### What to do:
Every record below should be printed exactly as given.

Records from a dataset
::::

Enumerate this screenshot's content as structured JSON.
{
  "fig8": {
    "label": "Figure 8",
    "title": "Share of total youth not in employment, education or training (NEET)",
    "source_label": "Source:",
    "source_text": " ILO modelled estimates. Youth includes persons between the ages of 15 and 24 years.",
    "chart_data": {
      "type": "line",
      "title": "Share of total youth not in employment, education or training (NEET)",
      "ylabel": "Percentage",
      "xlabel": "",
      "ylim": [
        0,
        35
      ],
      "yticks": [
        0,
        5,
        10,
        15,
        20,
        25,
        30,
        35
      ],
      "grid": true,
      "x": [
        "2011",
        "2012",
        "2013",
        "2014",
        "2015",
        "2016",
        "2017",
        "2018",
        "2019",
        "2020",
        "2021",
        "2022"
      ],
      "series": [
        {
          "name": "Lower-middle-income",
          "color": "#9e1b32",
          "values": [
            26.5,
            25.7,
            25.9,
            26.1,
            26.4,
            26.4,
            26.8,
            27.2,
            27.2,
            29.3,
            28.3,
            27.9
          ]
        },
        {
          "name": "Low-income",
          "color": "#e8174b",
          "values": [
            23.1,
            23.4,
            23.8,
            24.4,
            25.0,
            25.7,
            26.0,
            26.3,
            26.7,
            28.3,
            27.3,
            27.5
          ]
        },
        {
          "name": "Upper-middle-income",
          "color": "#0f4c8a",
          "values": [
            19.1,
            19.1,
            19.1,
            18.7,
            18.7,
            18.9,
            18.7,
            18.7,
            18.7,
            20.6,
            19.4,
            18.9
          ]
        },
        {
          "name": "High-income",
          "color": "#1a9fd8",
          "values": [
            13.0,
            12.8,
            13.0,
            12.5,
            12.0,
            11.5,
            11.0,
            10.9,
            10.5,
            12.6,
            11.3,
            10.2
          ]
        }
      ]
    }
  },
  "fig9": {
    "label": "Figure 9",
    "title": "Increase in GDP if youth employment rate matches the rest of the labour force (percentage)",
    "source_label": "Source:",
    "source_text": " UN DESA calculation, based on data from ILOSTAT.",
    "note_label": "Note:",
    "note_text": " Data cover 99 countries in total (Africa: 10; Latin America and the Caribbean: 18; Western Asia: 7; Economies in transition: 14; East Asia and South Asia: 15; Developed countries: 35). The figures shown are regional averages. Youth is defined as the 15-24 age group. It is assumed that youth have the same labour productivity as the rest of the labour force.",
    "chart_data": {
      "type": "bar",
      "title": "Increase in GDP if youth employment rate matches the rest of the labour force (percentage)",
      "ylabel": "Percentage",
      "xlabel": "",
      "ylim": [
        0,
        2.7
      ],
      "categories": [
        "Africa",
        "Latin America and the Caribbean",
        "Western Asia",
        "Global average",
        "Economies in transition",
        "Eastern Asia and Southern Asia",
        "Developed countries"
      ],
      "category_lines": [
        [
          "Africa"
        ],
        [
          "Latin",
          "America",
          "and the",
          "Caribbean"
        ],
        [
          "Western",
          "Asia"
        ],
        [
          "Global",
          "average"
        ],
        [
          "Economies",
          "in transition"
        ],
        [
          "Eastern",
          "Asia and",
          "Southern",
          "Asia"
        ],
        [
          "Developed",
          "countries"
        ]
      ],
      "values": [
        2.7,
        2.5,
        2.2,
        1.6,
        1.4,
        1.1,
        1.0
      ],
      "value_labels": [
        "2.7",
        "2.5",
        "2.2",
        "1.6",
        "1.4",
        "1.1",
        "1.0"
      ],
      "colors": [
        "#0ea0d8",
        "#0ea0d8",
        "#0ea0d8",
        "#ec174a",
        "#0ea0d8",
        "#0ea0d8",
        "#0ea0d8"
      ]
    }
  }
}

::::

### Correct answer:
Enumerate this screenshot's content as structured JSON.
{
  "fig8": {
    "label": "Figure 8",
    "title": "Share of total youth not in employment, education or training (NEET)",
    "source_label": "Source:",
    "source_text": " ILO modelled estimates. Youth includes persons between the ages of 15 and 24 years.",
    "chart_data": {
      "type": "line",
      "title": "Share of total youth not in employment, education or training (NEET)",
      "ylabel": "Percentage",
      "xlabel": "",
      "ylim": [
        0,
        35
      ],
      "yticks": [
        0,
        5,
        10,
        15,
        20,
        25,
        30,
        35
      ],
      "grid": true,
      "x": [
        "2011",
        "2012",
        "2013",
        "2014",
        "2015",
        "2016",
        "2017",
        "2018",
        "2019",
        "2020",
        "2021",
        "2022"
      ],
      "series": [
        {
          "name": "Lower-middle-income",
          "color": "#9e1b32",
          "values": [
            26.5,
            25.7,
            25.9,
            26.1,
            26.4,
            26.4,
            26.8,
            27.2,
            27.2,
            29.3,
            28.3,
            27.9
          ]
        },
        {
          "name": "Low-income",
          "color": "#e8174b",
          "values": [
            23.1,
            23.4,
            23.8,
            24.4,
            25.0,
            25.7,
            26.0,
            26.3,
            26.7,
            28.3,
            27.3,
            27.5
          ]
        },
        {
          "name": "Upper-middle-income",
          "color": "#0f4c8a",
          "values": [
            19.1,
            19.1,
            19.1,
            18.7,
            18.7,
            18.9,
            18.7,
            18.7,
            18.7,
            20.6,
            19.4,
            18.9
          ]
        },
        {
          "name": "High-income",
          "color": "#1a9fd8",
          "values": [
            13.0,
            12.8,
            13.0,
            12.5,
            12.0,
            11.5,
            11.0,
            10.9,
            10.5,
            12.6,
            11.3,
            10.2
          ]
        }
      ]
    }
  },
  "fig9": {
    "label": "Figure 9",
    "title": "Increase in GDP if youth employment rate matches the rest of the labour force (percentage)",
    "source_label": "Source:",
    "source_text": " UN DESA calculation, based on data from ILOSTAT.",
    "note_label": "Note:",
    "note_text": " Data cover 99 countries in total (Africa: 10; Latin America and the Caribbean: 18; Western Asia: 7; Economies in transition: 14; East Asia and South Asia: 15; Developed countries: 35). The figures shown are regional averages. Youth is defined as the 15-24 age group. It is assumed that youth have the same labour productivity as the rest of the labour force.",
    "chart_data": {
      "type": "bar",
      "title": "Increase in GDP if youth employment rate matches the rest of the labour force (percentage)",
      "ylabel": "Percentage",
      "xlabel": "",
      "ylim": [
        0,
        2.7
      ],
      "categories": [
        "Africa",
        "Latin America and the Caribbean",
        "Western Asia",
        "Global average",
        "Economies in transition",
        "Eastern Asia and Southern Asia",
        "Developed countries"
      ],
      "category_lines": [
        [
          "Africa"
        ],
        [
          "Latin",
          "America",
          "and the",
          "Caribbean"
        ],
        [
          "Western",
          "Asia"
        ],
        [
          "Global",
          "average"
        ],
        [
          "Economies",
          "in transition"
        ],
        [
          "Eastern",
          "Asia and",
          "Southern",
          "Asia"
        ],
        [
          "Developed",
          "countries"
        ]
      ],
      "values": [
        2.7,
        2.5,
        2.2,
        1.6,
        1.4,
        1.1,
        1.0
      ],
      "value_labels": [
        "2.7",
        "2.5",
        "2.2",
        "1.6",
        "1.4",
        "1.1",
        "1.0"
      ],
      "colors": [
        "#0ea0d8",
        "#0ea0d8",
        "#0ea0d8",
        "#ec174a",
        "#0ea0d8",
        "#0ea0d8",
        "#0ea0d8"
      ]
    }
  }
}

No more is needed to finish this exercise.